### Records to use
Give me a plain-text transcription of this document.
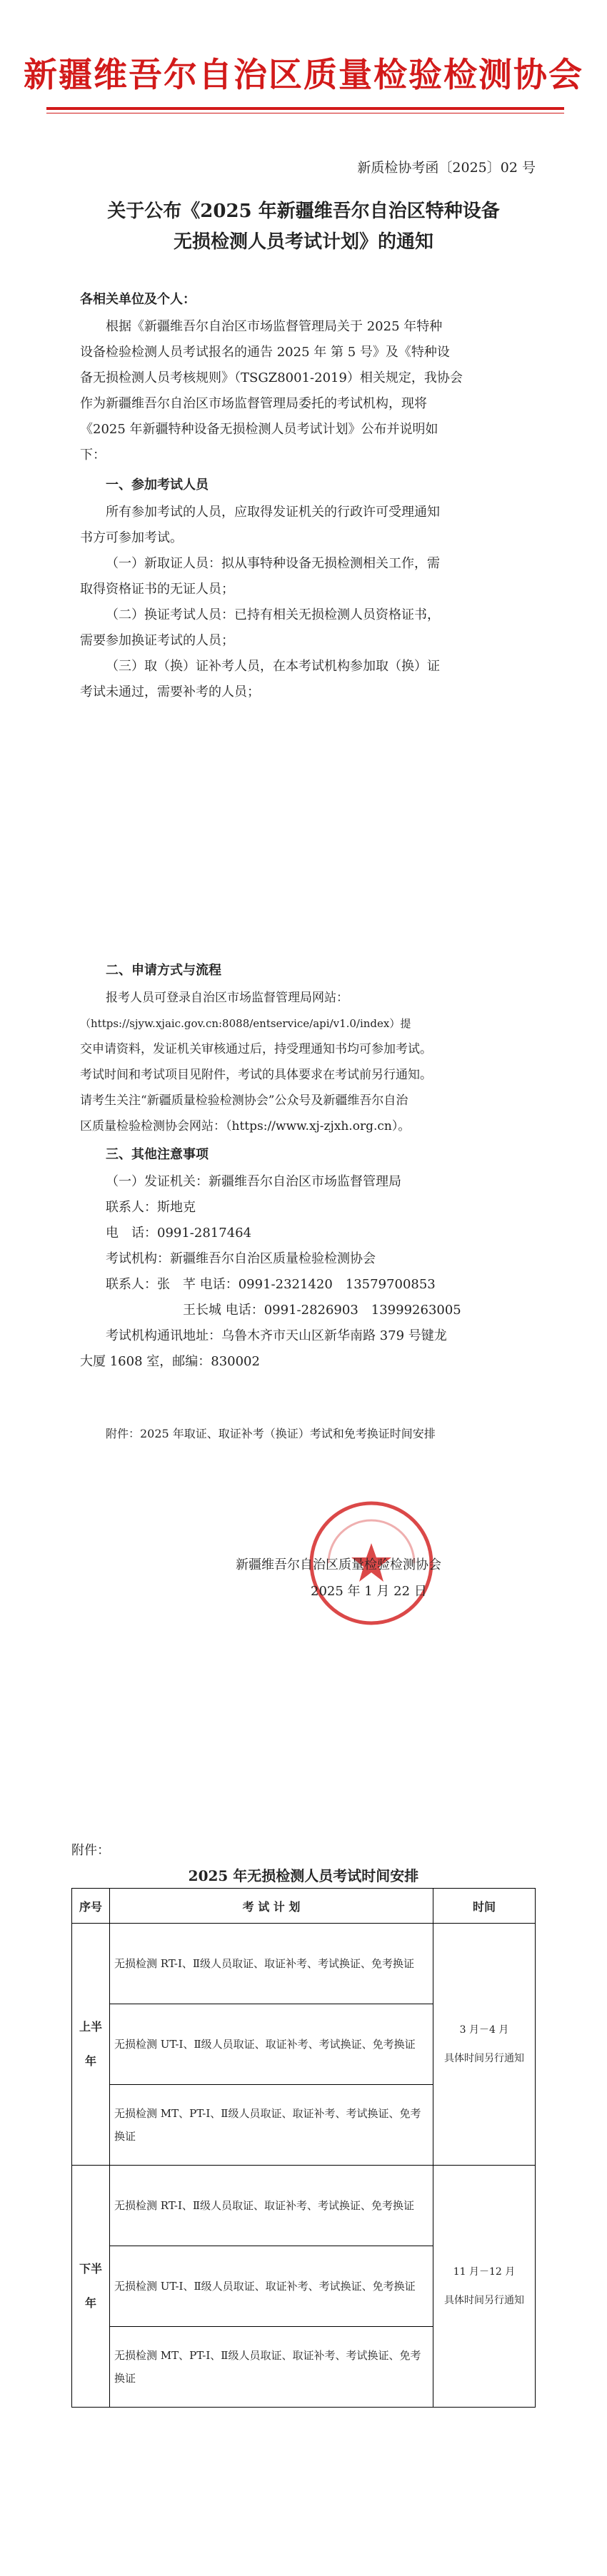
新疆维吾尔自治区质量检验检测协会
新质检协考函〔2025〕02 号
关于公布《2025 年新疆维吾尔自治区特种设备
无损检测人员考试计划》的通知
各相关单位及个人：
根据《新疆维吾尔自治区市场监督管理局关于 2025 年特种
设备检验检测人员考试报名的通告 2025 年 第 5 号》及《特种设
备无损检测人员考核规则》（TSGZ8001-2019）相关规定，我协会
作为新疆维吾尔自治区市场监督管理局委托的考试机构，现将
《2025 年新疆特种设备无损检测人员考试计划》公布并说明如
下：
一、参加考试人员
所有参加考试的人员，应取得发证机关的行政许可受理通知
书方可参加考试。
（一）新取证人员：拟从事特种设备无损检测相关工作，需
取得资格证书的无证人员；
（二）换证考试人员：已持有相关无损检测人员资格证书，
需要参加换证考试的人员；
（三）取（换）证补考人员，在本考试机构参加取（换）证
考试未通过，需要补考的人员；
二、申请方式与流程
报考人员可登录自治区市场监督管理局网站：
（https://sjyw.xjaic.gov.cn:8088/entservice/api/v1.0/index）提
交申请资料，发证机关审核通过后，持受理通知书均可参加考试。
考试时间和考试项目见附件，考试的具体要求在考试前另行通知。
请考生关注“新疆质量检验检测协会”公众号及新疆维吾尔自治
区质量检验检测协会网站：（https://www.xj-zjxh.org.cn）。
三、其他注意事项
（一）发证机关：新疆维吾尔自治区市场监督管理局
联系人：斯地克
电　话：0991-2817464
考试机构：新疆维吾尔自治区质量检验检测协会
联系人：张　芊 电话：0991-2321420　13579700853
王长城 电话：0991-2826903　13999263005
考试机构通讯地址：乌鲁木齐市天山区新华南路 379 号键龙
大厦 1608 室，邮编：830002
附件：2025 年取证、取证补考（换证）考试和免考换证时间安排
新疆维吾尔自治区质量检验检测协会
2025 年 1 月 22 日
附件：
2025 年无损检测人员考试时间安排
序号	考 试 计 划	时间
上半年	无损检测 RT-Ⅰ、Ⅱ级人员取证、取证补考、考试换证、免考换证	3 月－4 月
具体时间另行通知

	无损检测 UT-Ⅰ、Ⅱ级人员取证、取证补考、考试换证、免考换证	
	无损检测 MT、PT-Ⅰ、Ⅱ级人员取证、取证补考、考试换证、免考换证	
下半年	无损检测 RT-Ⅰ、Ⅱ级人员取证、取证补考、考试换证、免考换证	11 月－12 月
具体时间另行通知

	无损检测 UT-Ⅰ、Ⅱ级人员取证、取证补考、考试换证、免考换证	
	无损检测 MT、PT-Ⅰ、Ⅱ级人员取证、取证补考、考试换证、免考换证	
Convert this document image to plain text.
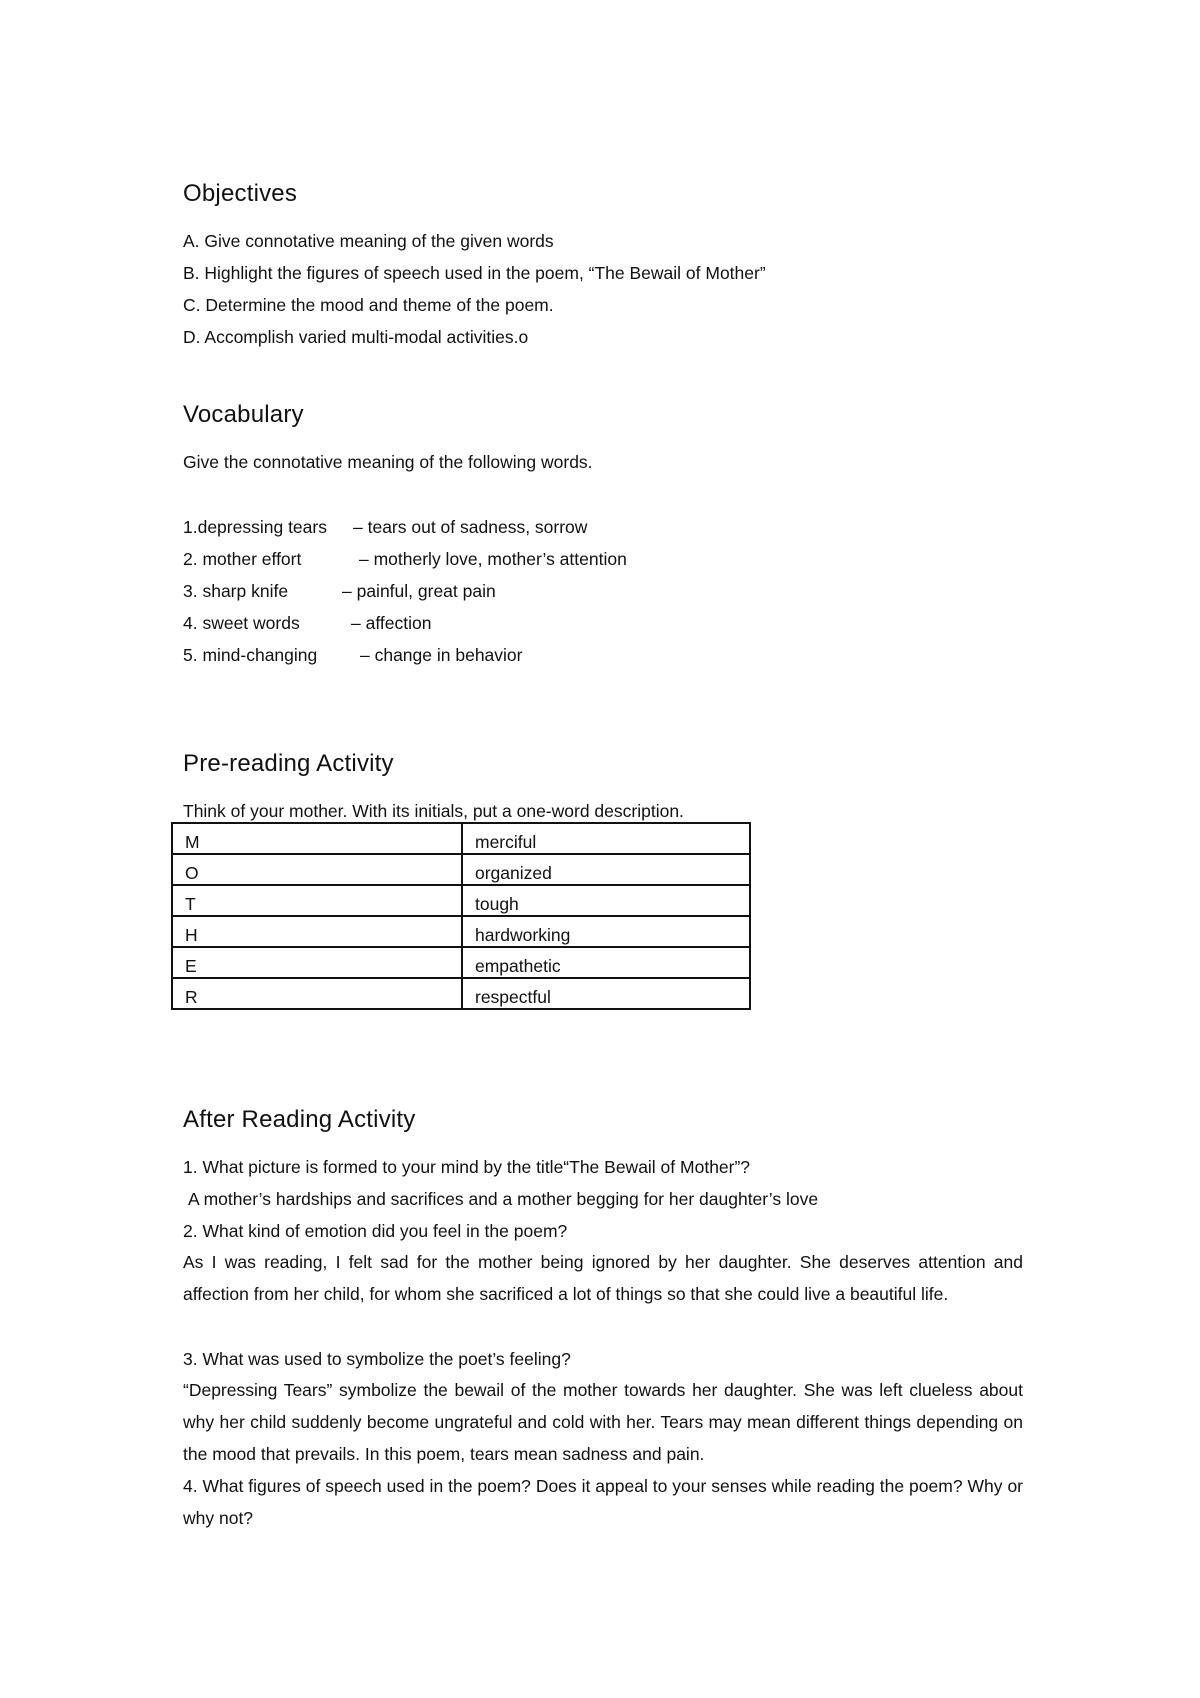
Objectives

A. Give connotative meaning of the given words

B. Highlight the figures of speech used in the poem, “The Bewail of Mother”

C. Determine the mood and theme of the poem.

D. Accomplish varied multi-modal activities.o

Vocabulary

Give the connotative meaning of the following words.

1.depressing tears – tears out of sadness, sorrow

2. mother effort	– motherly love, mother’s attention

3. sharp knife	– painful, great pain

4. sweet words	– affection

5. mind-changing – change in behavior

Pre-reading Activity

Think of your mother. With its initials, put a one-word description.

M	merciful
O	organized
T	tough
H	hardworking
E	empathetic
R	respectful
After Reading Activity

1. What picture is formed to your mind by the title“The Bewail of Mother”?

A mother’s hardships and sacrifices and a mother begging for her daughter’s love

2. What kind of emotion did you feel in the poem?

As I was reading, I felt sad for the mother being ignored by her daughter. She deserves attention and affection from her child, for whom she sacrificed a lot of things so that she could live a beautiful life.

3. What was used to symbolize the poet’s feeling?

“Depressing Tears” symbolize the bewail of the mother towards her daughter. She was left clueless about why her child suddenly become ungrateful and cold with her. Tears may mean different things depending on the mood that prevails. In this poem, tears mean sadness and pain.

4. What figures of speech used in the poem? Does it appeal to your senses while reading the poem? Why or why not?
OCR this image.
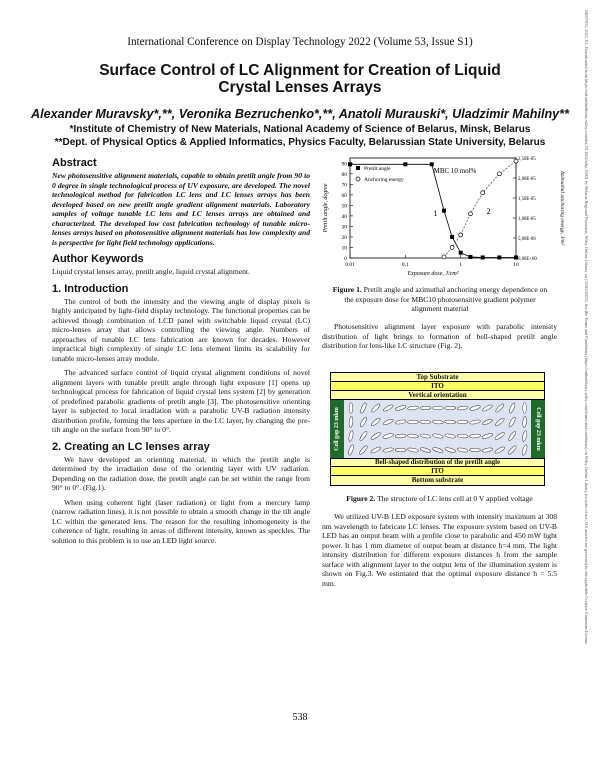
International Conference on Display Technology 2022 (Volume 53, Issue S1)	24097811, 2022, S1, Downloaded from https://sid.onlinelibrary.wiley.com/doi/10.1002/sdtp.15901 by Belarus Regional Provision, Wiley Online Library on [31/03/2023]. See the Terms and Conditions (https://onlinelibrary.wiley.com/terms-and-conditions) on Wiley Online Library for rules of use; OA articles are governed by the applicable Creative Commons License
Surface Control of LC Alignment for Creation of Liquid Crystal Lenses Arrays
Alexander Muravsky*,**, Veronika Bezruchenko*,**, Anatoli Murauski*, Uladzimir Mahilny**
*Institute of Chemistry of New Materials, National Academy of Science of Belarus, Minsk, Belarus
**Dept. of Physical Optics & Applied Informatics, Physics Faculty, Belarussian State University, Belarus
Abstract

New photosensitive alignment materials, capable to obtain pretilt angle from 90 to 0 degree in single technological process of UV exposure, are developed. The novel technological method for fabrication LC lens and LC lenses arrays has been developed based on new pretilt angle gradient alignment materials. Laboratory samples of voltage tunable LC lens and LC lenses arrays are obtained and characterized. The developed low cost fabrication technology of tunable micro-lenses arrays based on photosensitive alignment materials has low complexity and is perspective for light field technology applications.

Author Keywords

Liquid crystal lenses array, pretilt angle, liquid crystal alignment.

1. Introduction

The control of both the intensity and the viewing angle of display pixels is highly anticipated by light-field display technology. The functional properties can be achieved though combination of LCD panel with switchable liquid crystal (LC) micro-lenses array that allows controlling the viewing angle. Numbers of approaches of tunable LC lens fabrication are known for decades. However impractical high complexity of single LC lens element limits its scalability for tunable micro-lenses array module.

The advanced surface control of liquid crystal alignment conditions of novel alignment layers with tunable pretilt angle through light exposure [1] opens up technological process for fabrication of liquid crystal lens system [2] by generation of predefined parabolic gradients of pretilt angle [3]. The photosensitive orienting layer is subjected to local irradiation with a parabolic UV-B radiation intensity distribution profile, forming the lens aperture in the LC layer, by changing the pre-tilt angle on the surface from 90° to 0°.

2. Creating an LC lenses array

We have developed an orienting material, in which the pretilt angle is determined by the irradiation dose of the orienting layer with UV radiation. Depending on the radiation dose, the pretilt angle can be set within the range from 90° to 0°. (Fig.1).

When using coherent light (laser radiation) or light from a mercury lamp (narrow radiation lines), it is not possible to obtain a smooth change in the tilt angle LC within the generated lens. The reason for the resulting inhomogeneity is the coherence of light, resulting in areas of different intensity, known as speckles. The solution to this problem is to use an LED light source.

0.01	0.1	1	10
0
10
20
30
40
50
60
70
80
90
0,00E+00
5,00E-06
1,00E-05
1,50E-05
2,00E-05
2,50E-05
Exposure dose, J/cm²
Pretilt angle, degree	Azimuthal anchoring energy, J/m²
MBC 10 mol%
Pretilt angle
Anchoring energy
1	2
Figure 1. Pretilt angle and azimuthal anchoring energy dependence on the exposure dose for MBC10 photosensitive gradient polymer alignment material

Photosensitive alignment layer exposure with parabolic intensity distribution of light brings to formation of bell-shaped pretilt angle distribution for lens-like LC structure (Fig. 2).

Top Substrate
ITO
Vertical orientation
Cell gap 23 mkm	Cell gap 23 mkm
Bell-shaped distribution of the pretilt angle
ITO
Bottom substrate
Figure 2. The structure of LC lens cell at 0 V applied voltage

We utilized UV-B LED exposure system with intensity maximum at 308 nm wavelength to fabricate LC lenses. The exposure system based on UV-B LED has an output beam with a profile close to parabolic and 450 mW light power. It has 1 mm diameter of output beam at distance h=4 mm. The light intensity distribution for different exposure distances h from the sample surface with alignment layer to the output lens of the illumination system is shown on Fig.3. We estimated that the optimal exposure distance h = 5.5 mm.

538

### Written instruction
Reproduce all the records verbatim, excluding images.

### Exercise output
Give me a plain-text transcription of this document.
新疆维吾尔自治区质量检验检测协会
新质检协考函〔2025〕02 号
关于公布《2025 年新疆维吾尔自治区特种设备
无损检测人员考试计划》的通知
各相关单位及个人：
根据《新疆维吾尔自治区市场监督管理局关于 2025 年特种
设备检验检测人员考试报名的通告 2025 年 第 5 号》及《特种设
备无损检测人员考核规则》（TSGZ8001-2019）相关规定，我协会
作为新疆维吾尔自治区市场监督管理局委托的考试机构，现将
《2025 年新疆特种设备无损检测人员考试计划》公布并说明如
下：
一、参加考试人员
所有参加考试的人员，应取得发证机关的行政许可受理通知
书方可参加考试。
（一）新取证人员：拟从事特种设备无损检测相关工作，需
取得资格证书的无证人员；
（二）换证考试人员：已持有相关无损检测人员资格证书，
需要参加换证考试的人员；
（三）取（换）证补考人员，在本考试机构参加取（换）证
考试未通过，需要补考的人员；
二、申请方式与流程
报考人员可登录自治区市场监督管理局网站：
（https://sjyw.xjaic.gov.cn:8088/entservice/api/v1.0/index）提
交申请资料，发证机关审核通过后，持受理通知书均可参加考试。
考试时间和考试项目见附件，考试的具体要求在考试前另行通知。
请考生关注“新疆质量检验检测协会”公众号及新疆维吾尔自治
区质量检验检测协会网站：（https://www.xj-zjxh.org.cn）。
三、其他注意事项
（一）发证机关：新疆维吾尔自治区市场监督管理局
联系人：斯地克
电　话：0991-2817464
考试机构：新疆维吾尔自治区质量检验检测协会
联系人：张　芊 电话：0991-2321420　13579700853
王长城 电话：0991-2826903　13999263005
考试机构通讯地址：乌鲁木齐市天山区新华南路 379 号键龙
大厦 1608 室，邮编：830002
附件：2025 年取证、取证补考（换证）考试和免考换证时间安排
新疆维吾尔自治区质量检验检测协会
2025 年 1 月 22 日
附件：
2025 年无损检测人员考试时间安排
序号	考 试 计 划	时间
上半年	无损检测 RT-Ⅰ、Ⅱ级人员取证、取证补考、考试换证、免考换证	3 月－4 月
具体时间另行通知

	无损检测 UT-Ⅰ、Ⅱ级人员取证、取证补考、考试换证、免考换证	
	无损检测 MT、PT-Ⅰ、Ⅱ级人员取证、取证补考、考试换证、免考换证	
下半年	无损检测 RT-Ⅰ、Ⅱ级人员取证、取证补考、考试换证、免考换证	11 月－12 月
具体时间另行通知

	无损检测 UT-Ⅰ、Ⅱ级人员取证、取证补考、考试换证、免考换证	
	无损检测 MT、PT-Ⅰ、Ⅱ级人员取证、取证补考、考试换证、免考换证	
Convert this document image to plain text.
Objectives

A. Give connotative meaning of the given words

B. Highlight the figures of speech used in the poem, “The Bewail of Mother”

C. Determine the mood and theme of the poem.

D. Accomplish varied multi-modal activities.o

Vocabulary

Give the connotative meaning of the following words.

1.depressing tears – tears out of sadness, sorrow

2. mother effort	– motherly love, mother’s attention

3. sharp knife	– painful, great pain

4. sweet words	– affection

5. mind-changing – change in behavior

Pre-reading Activity

Think of your mother. With its initials, put a one-word description.

M	merciful
O	organized
T	tough
H	hardworking
E	empathetic
R	respectful
After Reading Activity

1. What picture is formed to your mind by the title“The Bewail of Mother”?

A mother’s hardships and sacrifices and a mother begging for her daughter’s love

2. What kind of emotion did you feel in the poem?

As I was reading, I felt sad for the mother being ignored by her daughter. She deserves attention and affection from her child, for whom she sacrificed a lot of things so that she could live a beautiful life.

3. What was used to symbolize the poet’s feeling?

“Depressing Tears” symbolize the bewail of the mother towards her daughter. She was left clueless about why her child suddenly become ungrateful and cold with her. Tears may mean different things depending on the mood that prevails. In this poem, tears mean sadness and pain.

4. What figures of speech used in the poem? Does it appeal to your senses while reading the poem? Why or why not?
OCR this image.
International Conference on Display Technology 2022 (Volume 53, Issue S1)	24097811, 2022, S1, Downloaded from https://sid.onlinelibrary.wiley.com/doi/10.1002/sdtp.15901 by Belarus Regional Provision, Wiley Online Library on [31/03/2023]. See the Terms and Conditions (https://onlinelibrary.wiley.com/terms-and-conditions) on Wiley Online Library for rules of use; OA articles are governed by the applicable Creative Commons License
Surface Control of LC Alignment for Creation of Liquid Crystal Lenses Arrays
Alexander Muravsky*,**, Veronika Bezruchenko*,**, Anatoli Murauski*, Uladzimir Mahilny**
*Institute of Chemistry of New Materials, National Academy of Science of Belarus, Minsk, Belarus
**Dept. of Physical Optics & Applied Informatics, Physics Faculty, Belarussian State University, Belarus
Abstract

New photosensitive alignment materials, capable to obtain pretilt angle from 90 to 0 degree in single technological process of UV exposure, are developed. The novel technological method for fabrication LC lens and LC lenses arrays has been developed based on new pretilt angle gradient alignment materials. Laboratory samples of voltage tunable LC lens and LC lenses arrays are obtained and characterized. The developed low cost fabrication technology of tunable micro-lenses arrays based on photosensitive alignment materials has low complexity and is perspective for light field technology applications.

Author Keywords

Liquid crystal lenses array, pretilt angle, liquid crystal alignment.

1. Introduction

The control of both the intensity and the viewing angle of display pixels is highly anticipated by light-field display technology. The functional properties can be achieved though combination of LCD panel with switchable liquid crystal (LC) micro-lenses array that allows controlling the viewing angle. Numbers of approaches of tunable LC lens fabrication are known for decades. However impractical high complexity of single LC lens element limits its scalability for tunable micro-lenses array module.

The advanced surface control of liquid crystal alignment conditions of novel alignment layers with tunable pretilt angle through light exposure [1] opens up technological process for fabrication of liquid crystal lens system [2] by generation of predefined parabolic gradients of pretilt angle [3]. The photosensitive orienting layer is subjected to local irradiation with a parabolic UV-B radiation intensity distribution profile, forming the lens aperture in the LC layer, by changing the pre-tilt angle on the surface from 90° to 0°.

2. Creating an LC lenses array

We have developed an orienting material, in which the pretilt angle is determined by the irradiation dose of the orienting layer with UV radiation. Depending on the radiation dose, the pretilt angle can be set within the range from 90° to 0°. (Fig.1).

When using coherent light (laser radiation) or light from a mercury lamp (narrow radiation lines), it is not possible to obtain a smooth change in the tilt angle LC within the generated lens. The reason for the resulting inhomogeneity is the coherence of light, resulting in areas of different intensity, known as speckles. The solution to this problem is to use an LED light source.

0.01	0.1	1	10
0
10
20
30
40
50
60
70
80
90
0,00E+00
5,00E-06
1,00E-05
1,50E-05
2,00E-05
2,50E-05
Exposure dose, J/cm²
Pretilt angle, degree	Azimuthal anchoring energy, J/m²
MBC 10 mol%
Pretilt angle
Anchoring energy
1	2
Figure 1. Pretilt angle and azimuthal anchoring energy dependence on the exposure dose for MBC10 photosensitive gradient polymer alignment material

Photosensitive alignment layer exposure with parabolic intensity distribution of light brings to formation of bell-shaped pretilt angle distribution for lens-like LC structure (Fig. 2).

Top Substrate
ITO
Vertical orientation
Cell gap 23 mkm	Cell gap 23 mkm
Bell-shaped distribution of the pretilt angle
ITO
Bottom substrate
Figure 2. The structure of LC lens cell at 0 V applied voltage

We utilized UV-B LED exposure system with intensity maximum at 308 nm wavelength to fabricate LC lenses. The exposure system based on UV-B LED has an output beam with a profile close to parabolic and 450 mW light power. It has 1 mm diameter of output beam at distance h=4 mm. The light intensity distribution for different exposure distances h from the sample surface with alignment layer to the output lens of the illumination system is shown on Fig.3. We estimated that the optimal exposure distance h = 5.5 mm.

538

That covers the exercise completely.